__DATA__:
----------
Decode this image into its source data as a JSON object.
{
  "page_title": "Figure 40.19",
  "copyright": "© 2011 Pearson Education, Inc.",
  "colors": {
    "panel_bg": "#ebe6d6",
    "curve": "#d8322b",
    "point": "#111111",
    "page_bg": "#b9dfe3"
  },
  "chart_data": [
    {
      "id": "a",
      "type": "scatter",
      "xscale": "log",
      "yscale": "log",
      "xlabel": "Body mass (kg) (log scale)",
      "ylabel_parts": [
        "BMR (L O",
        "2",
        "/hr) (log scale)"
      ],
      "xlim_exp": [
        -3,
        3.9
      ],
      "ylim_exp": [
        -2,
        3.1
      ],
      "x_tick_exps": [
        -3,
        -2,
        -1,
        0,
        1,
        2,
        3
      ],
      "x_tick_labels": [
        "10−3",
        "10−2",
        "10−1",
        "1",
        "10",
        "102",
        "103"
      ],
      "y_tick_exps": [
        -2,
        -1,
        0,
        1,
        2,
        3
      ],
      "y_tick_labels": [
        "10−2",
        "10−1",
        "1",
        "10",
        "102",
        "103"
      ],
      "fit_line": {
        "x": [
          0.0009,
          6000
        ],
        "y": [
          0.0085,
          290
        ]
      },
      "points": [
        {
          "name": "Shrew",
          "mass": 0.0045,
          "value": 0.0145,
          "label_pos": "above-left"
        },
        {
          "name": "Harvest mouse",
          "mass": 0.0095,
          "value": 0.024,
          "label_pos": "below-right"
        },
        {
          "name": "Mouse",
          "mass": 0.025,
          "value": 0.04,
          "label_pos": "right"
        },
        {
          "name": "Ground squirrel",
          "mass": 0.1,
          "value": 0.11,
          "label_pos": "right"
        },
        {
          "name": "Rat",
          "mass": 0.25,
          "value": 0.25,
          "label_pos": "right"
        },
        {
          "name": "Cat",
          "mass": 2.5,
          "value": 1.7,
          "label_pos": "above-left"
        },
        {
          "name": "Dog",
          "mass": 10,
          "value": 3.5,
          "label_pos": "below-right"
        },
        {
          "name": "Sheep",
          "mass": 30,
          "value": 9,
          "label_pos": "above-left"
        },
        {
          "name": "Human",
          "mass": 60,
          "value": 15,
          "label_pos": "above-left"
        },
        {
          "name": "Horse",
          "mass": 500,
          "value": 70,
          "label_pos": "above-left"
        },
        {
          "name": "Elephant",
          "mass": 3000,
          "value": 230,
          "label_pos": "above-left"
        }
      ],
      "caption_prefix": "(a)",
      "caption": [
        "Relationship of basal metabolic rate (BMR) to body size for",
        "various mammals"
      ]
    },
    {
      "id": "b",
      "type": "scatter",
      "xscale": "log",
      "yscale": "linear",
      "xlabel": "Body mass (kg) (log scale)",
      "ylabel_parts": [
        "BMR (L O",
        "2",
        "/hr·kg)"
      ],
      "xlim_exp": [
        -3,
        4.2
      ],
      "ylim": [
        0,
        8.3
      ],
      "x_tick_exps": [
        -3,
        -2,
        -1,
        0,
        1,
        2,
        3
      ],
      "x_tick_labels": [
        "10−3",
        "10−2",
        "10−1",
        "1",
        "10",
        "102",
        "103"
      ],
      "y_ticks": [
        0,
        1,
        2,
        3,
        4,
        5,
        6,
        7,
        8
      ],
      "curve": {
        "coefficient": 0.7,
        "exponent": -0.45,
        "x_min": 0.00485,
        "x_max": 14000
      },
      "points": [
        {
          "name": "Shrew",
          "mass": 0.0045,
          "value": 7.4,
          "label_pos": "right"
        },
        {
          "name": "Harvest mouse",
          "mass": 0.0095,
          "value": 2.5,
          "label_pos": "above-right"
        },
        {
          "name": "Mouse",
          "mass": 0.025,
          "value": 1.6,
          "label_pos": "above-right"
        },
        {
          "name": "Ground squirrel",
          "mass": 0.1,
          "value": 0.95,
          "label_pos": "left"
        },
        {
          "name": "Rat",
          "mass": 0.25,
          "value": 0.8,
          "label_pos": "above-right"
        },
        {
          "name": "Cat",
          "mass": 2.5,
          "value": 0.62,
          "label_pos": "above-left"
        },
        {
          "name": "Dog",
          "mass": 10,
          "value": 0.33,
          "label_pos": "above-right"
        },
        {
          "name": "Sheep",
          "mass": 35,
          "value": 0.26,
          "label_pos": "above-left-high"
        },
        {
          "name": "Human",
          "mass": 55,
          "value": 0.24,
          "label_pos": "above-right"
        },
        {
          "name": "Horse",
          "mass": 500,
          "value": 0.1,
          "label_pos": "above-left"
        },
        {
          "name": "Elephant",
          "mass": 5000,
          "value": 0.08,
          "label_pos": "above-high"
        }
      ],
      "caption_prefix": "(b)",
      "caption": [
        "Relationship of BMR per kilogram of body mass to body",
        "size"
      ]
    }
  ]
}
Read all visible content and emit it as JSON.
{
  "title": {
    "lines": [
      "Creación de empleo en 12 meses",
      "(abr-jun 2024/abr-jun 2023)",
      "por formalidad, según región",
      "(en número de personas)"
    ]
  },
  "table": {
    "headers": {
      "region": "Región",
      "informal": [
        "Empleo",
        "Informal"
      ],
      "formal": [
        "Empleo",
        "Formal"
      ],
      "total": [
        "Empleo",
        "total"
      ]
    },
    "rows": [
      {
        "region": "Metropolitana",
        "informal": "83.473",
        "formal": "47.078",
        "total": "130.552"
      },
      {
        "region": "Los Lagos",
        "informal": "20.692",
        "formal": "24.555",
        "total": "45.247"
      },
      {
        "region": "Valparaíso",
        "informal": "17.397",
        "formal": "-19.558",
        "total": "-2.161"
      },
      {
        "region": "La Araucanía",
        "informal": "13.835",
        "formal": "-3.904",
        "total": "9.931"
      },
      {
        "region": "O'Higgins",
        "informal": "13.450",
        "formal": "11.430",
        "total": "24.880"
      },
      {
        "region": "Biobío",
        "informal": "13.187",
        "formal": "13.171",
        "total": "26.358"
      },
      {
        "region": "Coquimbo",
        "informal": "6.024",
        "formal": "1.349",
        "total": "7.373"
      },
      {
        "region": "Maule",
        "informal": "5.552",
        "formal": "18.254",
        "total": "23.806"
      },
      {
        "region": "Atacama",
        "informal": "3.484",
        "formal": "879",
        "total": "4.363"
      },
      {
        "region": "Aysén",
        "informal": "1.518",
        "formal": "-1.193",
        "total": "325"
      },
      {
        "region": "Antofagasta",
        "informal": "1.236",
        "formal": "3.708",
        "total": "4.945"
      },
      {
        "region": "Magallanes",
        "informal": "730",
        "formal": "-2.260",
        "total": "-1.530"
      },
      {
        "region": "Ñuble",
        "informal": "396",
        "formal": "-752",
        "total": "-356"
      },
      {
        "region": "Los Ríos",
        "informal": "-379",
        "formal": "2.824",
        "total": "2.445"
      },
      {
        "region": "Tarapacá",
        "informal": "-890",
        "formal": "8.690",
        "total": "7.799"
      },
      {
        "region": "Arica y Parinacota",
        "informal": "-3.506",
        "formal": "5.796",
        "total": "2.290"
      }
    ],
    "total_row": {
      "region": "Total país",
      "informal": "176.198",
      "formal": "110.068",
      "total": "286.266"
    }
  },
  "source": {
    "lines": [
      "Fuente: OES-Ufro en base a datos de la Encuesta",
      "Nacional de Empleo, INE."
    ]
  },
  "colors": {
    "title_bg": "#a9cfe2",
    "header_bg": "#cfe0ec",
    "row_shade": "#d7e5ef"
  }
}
----------
__EXERCISE GOAL__: Repeat every record, keeping each word and mark exactly as it is.

__RESPONSE TO THIS TASK__:
Decode this image into its source data as a JSON object.
{
  "page_title": "Figure 40.19",
  "copyright": "© 2011 Pearson Education, Inc.",
  "colors": {
    "panel_bg": "#ebe6d6",
    "curve": "#d8322b",
    "point": "#111111",
    "page_bg": "#b9dfe3"
  },
  "chart_data": [
    {
      "id": "a",
      "type": "scatter",
      "xscale": "log",
      "yscale": "log",
      "xlabel": "Body mass (kg) (log scale)",
      "ylabel_parts": [
        "BMR (L O",
        "2",
        "/hr) (log scale)"
      ],
      "xlim_exp": [
        -3,
        3.9
      ],
      "ylim_exp": [
        -2,
        3.1
      ],
      "x_tick_exps": [
        -3,
        -2,
        -1,
        0,
        1,
        2,
        3
      ],
      "x_tick_labels": [
        "10−3",
        "10−2",
        "10−1",
        "1",
        "10",
        "102",
        "103"
      ],
      "y_tick_exps": [
        -2,
        -1,
        0,
        1,
        2,
        3
      ],
      "y_tick_labels": [
        "10−2",
        "10−1",
        "1",
        "10",
        "102",
        "103"
      ],
      "fit_line": {
        "x": [
          0.0009,
          6000
        ],
        "y": [
          0.0085,
          290
        ]
      },
      "points": [
        {
          "name": "Shrew",
          "mass": 0.0045,
          "value": 0.0145,
          "label_pos": "above-left"
        },
        {
          "name": "Harvest mouse",
          "mass": 0.0095,
          "value": 0.024,
          "label_pos": "below-right"
        },
        {
          "name": "Mouse",
          "mass": 0.025,
          "value": 0.04,
          "label_pos": "right"
        },
        {
          "name": "Ground squirrel",
          "mass": 0.1,
          "value": 0.11,
          "label_pos": "right"
        },
        {
          "name": "Rat",
          "mass": 0.25,
          "value": 0.25,
          "label_pos": "right"
        },
        {
          "name": "Cat",
          "mass": 2.5,
          "value": 1.7,
          "label_pos": "above-left"
        },
        {
          "name": "Dog",
          "mass": 10,
          "value": 3.5,
          "label_pos": "below-right"
        },
        {
          "name": "Sheep",
          "mass": 30,
          "value": 9,
          "label_pos": "above-left"
        },
        {
          "name": "Human",
          "mass": 60,
          "value": 15,
          "label_pos": "above-left"
        },
        {
          "name": "Horse",
          "mass": 500,
          "value": 70,
          "label_pos": "above-left"
        },
        {
          "name": "Elephant",
          "mass": 3000,
          "value": 230,
          "label_pos": "above-left"
        }
      ],
      "caption_prefix": "(a)",
      "caption": [
        "Relationship of basal metabolic rate (BMR) to body size for",
        "various mammals"
      ]
    },
    {
      "id": "b",
      "type": "scatter",
      "xscale": "log",
      "yscale": "linear",
      "xlabel": "Body mass (kg) (log scale)",
      "ylabel_parts": [
        "BMR (L O",
        "2",
        "/hr·kg)"
      ],
      "xlim_exp": [
        -3,
        4.2
      ],
      "ylim": [
        0,
        8.3
      ],
      "x_tick_exps": [
        -3,
        -2,
        -1,
        0,
        1,
        2,
        3
      ],
      "x_tick_labels": [
        "10−3",
        "10−2",
        "10−1",
        "1",
        "10",
        "102",
        "103"
      ],
      "y_ticks": [
        0,
        1,
        2,
        3,
        4,
        5,
        6,
        7,
        8
      ],
      "curve": {
        "coefficient": 0.7,
        "exponent": -0.45,
        "x_min": 0.00485,
        "x_max": 14000
      },
      "points": [
        {
          "name": "Shrew",
          "mass": 0.0045,
          "value": 7.4,
          "label_pos": "right"
        },
        {
          "name": "Harvest mouse",
          "mass": 0.0095,
          "value": 2.5,
          "label_pos": "above-right"
        },
        {
          "name": "Mouse",
          "mass": 0.025,
          "value": 1.6,
          "label_pos": "above-right"
        },
        {
          "name": "Ground squirrel",
          "mass": 0.1,
          "value": 0.95,
          "label_pos": "left"
        },
        {
          "name": "Rat",
          "mass": 0.25,
          "value": 0.8,
          "label_pos": "above-right"
        },
        {
          "name": "Cat",
          "mass": 2.5,
          "value": 0.62,
          "label_pos": "above-left"
        },
        {
          "name": "Dog",
          "mass": 10,
          "value": 0.33,
          "label_pos": "above-right"
        },
        {
          "name": "Sheep",
          "mass": 35,
          "value": 0.26,
          "label_pos": "above-left-high"
        },
        {
          "name": "Human",
          "mass": 55,
          "value": 0.24,
          "label_pos": "above-right"
        },
        {
          "name": "Horse",
          "mass": 500,
          "value": 0.1,
          "label_pos": "above-left"
        },
        {
          "name": "Elephant",
          "mass": 5000,
          "value": 0.08,
          "label_pos": "above-high"
        }
      ],
      "caption_prefix": "(b)",
      "caption": [
        "Relationship of BMR per kilogram of body mass to body",
        "size"
      ]
    }
  ]
}
Read all visible content and emit it as JSON.
{
  "title": {
    "lines": [
      "Creación de empleo en 12 meses",
      "(abr-jun 2024/abr-jun 2023)",
      "por formalidad, según región",
      "(en número de personas)"
    ]
  },
  "table": {
    "headers": {
      "region": "Región",
      "informal": [
        "Empleo",
        "Informal"
      ],
      "formal": [
        "Empleo",
        "Formal"
      ],
      "total": [
        "Empleo",
        "total"
      ]
    },
    "rows": [
      {
        "region": "Metropolitana",
        "informal": "83.473",
        "formal": "47.078",
        "total": "130.552"
      },
      {
        "region": "Los Lagos",
        "informal": "20.692",
        "formal": "24.555",
        "total": "45.247"
      },
      {
        "region": "Valparaíso",
        "informal": "17.397",
        "formal": "-19.558",
        "total": "-2.161"
      },
      {
        "region": "La Araucanía",
        "informal": "13.835",
        "formal": "-3.904",
        "total": "9.931"
      },
      {
        "region": "O'Higgins",
        "informal": "13.450",
        "formal": "11.430",
        "total": "24.880"
      },
      {
        "region": "Biobío",
        "informal": "13.187",
        "formal": "13.171",
        "total": "26.358"
      },
      {
        "region": "Coquimbo",
        "informal": "6.024",
        "formal": "1.349",
        "total": "7.373"
      },
      {
        "region": "Maule",
        "informal": "5.552",
        "formal": "18.254",
        "total": "23.806"
      },
      {
        "region": "Atacama",
        "informal": "3.484",
        "formal": "879",
        "total": "4.363"
      },
      {
        "region": "Aysén",
        "informal": "1.518",
        "formal": "-1.193",
        "total": "325"
      },
      {
        "region": "Antofagasta",
        "informal": "1.236",
        "formal": "3.708",
        "total": "4.945"
      },
      {
        "region": "Magallanes",
        "informal": "730",
        "formal": "-2.260",
        "total": "-1.530"
      },
      {
        "region": "Ñuble",
        "informal": "396",
        "formal": "-752",
        "total": "-356"
      },
      {
        "region": "Los Ríos",
        "informal": "-379",
        "formal": "2.824",
        "total": "2.445"
      },
      {
        "region": "Tarapacá",
        "informal": "-890",
        "formal": "8.690",
        "total": "7.799"
      },
      {
        "region": "Arica y Parinacota",
        "informal": "-3.506",
        "formal": "5.796",
        "total": "2.290"
      }
    ],
    "total_row": {
      "region": "Total país",
      "informal": "176.198",
      "formal": "110.068",
      "total": "286.266"
    }
  },
  "source": {
    "lines": [
      "Fuente: OES-Ufro en base a datos de la Encuesta",
      "Nacional de Empleo, INE."
    ]
  },
  "colors": {
    "title_bg": "#a9cfe2",
    "header_bg": "#cfe0ec",
    "row_shade": "#d7e5ef"
  }
}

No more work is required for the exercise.